What is needed: Show every line in the records below that contains the word "Triệu".

Stored data:
◆ ◆ ◆ ◆ ◆ ◆ ◆
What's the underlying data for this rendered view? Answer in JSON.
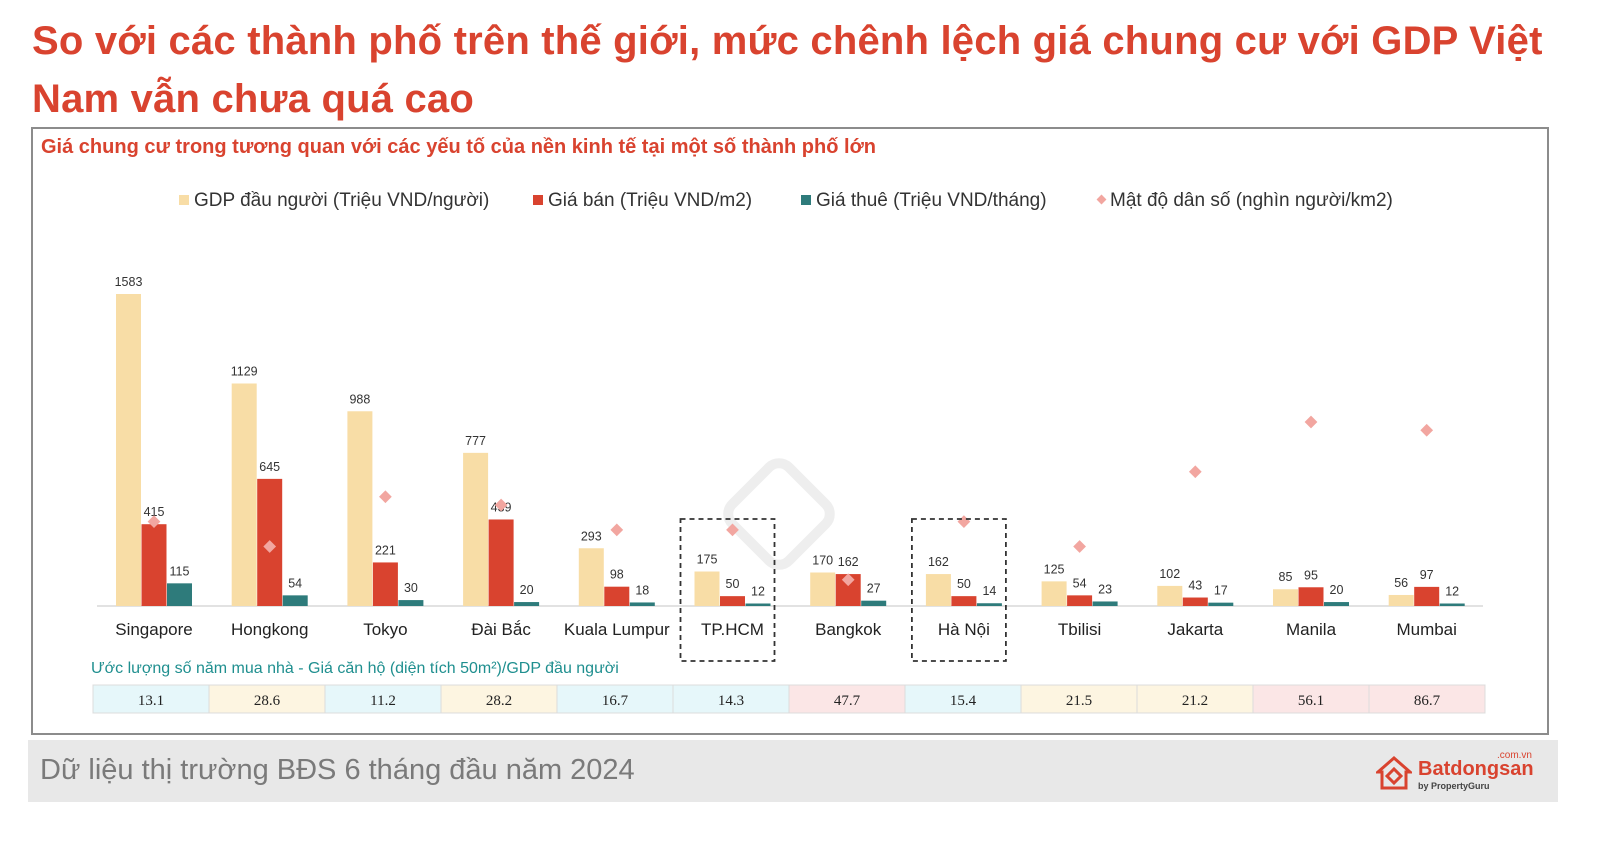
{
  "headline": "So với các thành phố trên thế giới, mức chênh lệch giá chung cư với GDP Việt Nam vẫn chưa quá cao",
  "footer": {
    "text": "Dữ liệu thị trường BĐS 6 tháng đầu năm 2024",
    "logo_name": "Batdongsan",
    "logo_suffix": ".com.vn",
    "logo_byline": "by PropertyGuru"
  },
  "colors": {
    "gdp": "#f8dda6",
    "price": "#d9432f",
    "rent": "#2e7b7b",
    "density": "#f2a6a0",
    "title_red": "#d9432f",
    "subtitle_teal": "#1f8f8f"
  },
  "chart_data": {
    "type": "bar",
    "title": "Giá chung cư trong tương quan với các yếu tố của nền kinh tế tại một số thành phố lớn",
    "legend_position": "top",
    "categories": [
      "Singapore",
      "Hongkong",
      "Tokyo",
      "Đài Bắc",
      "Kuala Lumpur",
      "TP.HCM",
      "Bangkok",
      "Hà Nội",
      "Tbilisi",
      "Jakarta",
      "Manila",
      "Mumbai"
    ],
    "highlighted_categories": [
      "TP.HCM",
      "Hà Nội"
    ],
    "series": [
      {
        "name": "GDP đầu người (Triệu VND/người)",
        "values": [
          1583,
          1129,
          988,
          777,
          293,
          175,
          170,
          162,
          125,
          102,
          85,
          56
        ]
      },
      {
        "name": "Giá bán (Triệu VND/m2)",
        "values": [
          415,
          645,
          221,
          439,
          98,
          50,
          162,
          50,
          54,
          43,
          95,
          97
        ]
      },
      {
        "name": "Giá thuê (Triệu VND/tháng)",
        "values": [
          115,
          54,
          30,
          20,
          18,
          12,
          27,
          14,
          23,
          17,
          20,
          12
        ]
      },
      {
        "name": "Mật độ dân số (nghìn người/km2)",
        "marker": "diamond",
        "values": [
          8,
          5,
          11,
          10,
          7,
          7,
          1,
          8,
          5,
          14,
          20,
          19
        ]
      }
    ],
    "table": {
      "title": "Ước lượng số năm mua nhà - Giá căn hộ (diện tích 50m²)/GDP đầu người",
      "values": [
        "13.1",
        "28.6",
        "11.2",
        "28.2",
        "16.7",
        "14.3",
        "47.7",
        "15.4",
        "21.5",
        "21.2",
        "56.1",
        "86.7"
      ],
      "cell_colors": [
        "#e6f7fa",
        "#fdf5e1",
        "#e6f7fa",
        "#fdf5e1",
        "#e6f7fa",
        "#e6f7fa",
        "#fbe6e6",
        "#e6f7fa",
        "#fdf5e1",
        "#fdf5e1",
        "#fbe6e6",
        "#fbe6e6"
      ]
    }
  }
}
◆ ◆ ◆ ◆ ◆ ◆ ◆
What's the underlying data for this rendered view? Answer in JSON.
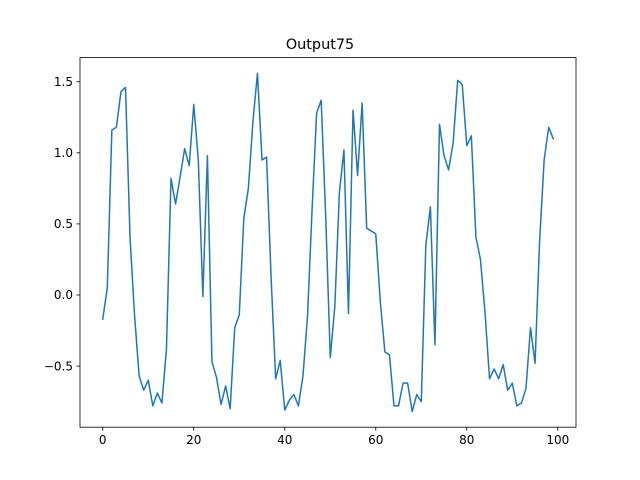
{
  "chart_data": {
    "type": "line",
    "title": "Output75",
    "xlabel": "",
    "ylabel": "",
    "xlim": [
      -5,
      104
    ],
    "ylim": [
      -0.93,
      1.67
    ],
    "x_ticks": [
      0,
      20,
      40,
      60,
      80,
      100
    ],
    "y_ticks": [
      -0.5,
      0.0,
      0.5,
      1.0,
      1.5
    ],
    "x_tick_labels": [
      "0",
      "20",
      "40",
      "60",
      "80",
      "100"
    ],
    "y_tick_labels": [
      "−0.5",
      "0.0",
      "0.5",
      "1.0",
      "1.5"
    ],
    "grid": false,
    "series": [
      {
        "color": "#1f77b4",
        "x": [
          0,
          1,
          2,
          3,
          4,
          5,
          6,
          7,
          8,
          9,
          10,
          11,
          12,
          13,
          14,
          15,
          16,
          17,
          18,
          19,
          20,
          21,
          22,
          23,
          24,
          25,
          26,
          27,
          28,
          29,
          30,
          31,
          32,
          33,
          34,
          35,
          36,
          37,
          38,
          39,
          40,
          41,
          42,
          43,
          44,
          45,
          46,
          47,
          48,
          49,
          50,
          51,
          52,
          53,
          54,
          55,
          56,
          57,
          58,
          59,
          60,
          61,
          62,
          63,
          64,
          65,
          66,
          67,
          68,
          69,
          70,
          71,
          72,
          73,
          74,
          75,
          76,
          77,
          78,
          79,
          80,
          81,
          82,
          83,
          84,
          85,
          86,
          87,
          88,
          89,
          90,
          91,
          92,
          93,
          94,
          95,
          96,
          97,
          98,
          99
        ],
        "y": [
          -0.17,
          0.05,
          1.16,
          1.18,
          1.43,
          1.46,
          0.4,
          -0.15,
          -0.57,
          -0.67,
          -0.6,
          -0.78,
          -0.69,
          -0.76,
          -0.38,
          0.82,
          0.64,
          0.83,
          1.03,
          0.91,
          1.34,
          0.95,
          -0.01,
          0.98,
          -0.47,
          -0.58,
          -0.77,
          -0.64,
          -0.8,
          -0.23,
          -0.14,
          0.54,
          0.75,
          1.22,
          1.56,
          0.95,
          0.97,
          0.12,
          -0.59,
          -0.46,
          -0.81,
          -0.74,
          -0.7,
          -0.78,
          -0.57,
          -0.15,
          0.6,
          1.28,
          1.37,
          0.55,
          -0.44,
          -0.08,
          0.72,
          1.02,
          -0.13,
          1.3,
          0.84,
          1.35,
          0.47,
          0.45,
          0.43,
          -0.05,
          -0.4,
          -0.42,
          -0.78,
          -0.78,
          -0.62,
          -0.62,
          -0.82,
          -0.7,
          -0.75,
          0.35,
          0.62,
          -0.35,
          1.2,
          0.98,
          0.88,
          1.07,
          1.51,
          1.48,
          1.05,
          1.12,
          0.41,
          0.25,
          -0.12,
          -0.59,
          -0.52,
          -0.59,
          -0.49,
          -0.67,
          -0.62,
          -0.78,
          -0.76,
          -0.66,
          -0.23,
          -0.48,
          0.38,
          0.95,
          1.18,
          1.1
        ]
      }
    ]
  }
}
◆ ◆ ◆ ◆ ◆ ◆ ◆
Solution below:
        "name": "GDP đầu người (Triệu VND/người)",
        "name": "Giá bán (Triệu VND/m2)",
        "name": "Giá thuê (Triệu VND/tháng)",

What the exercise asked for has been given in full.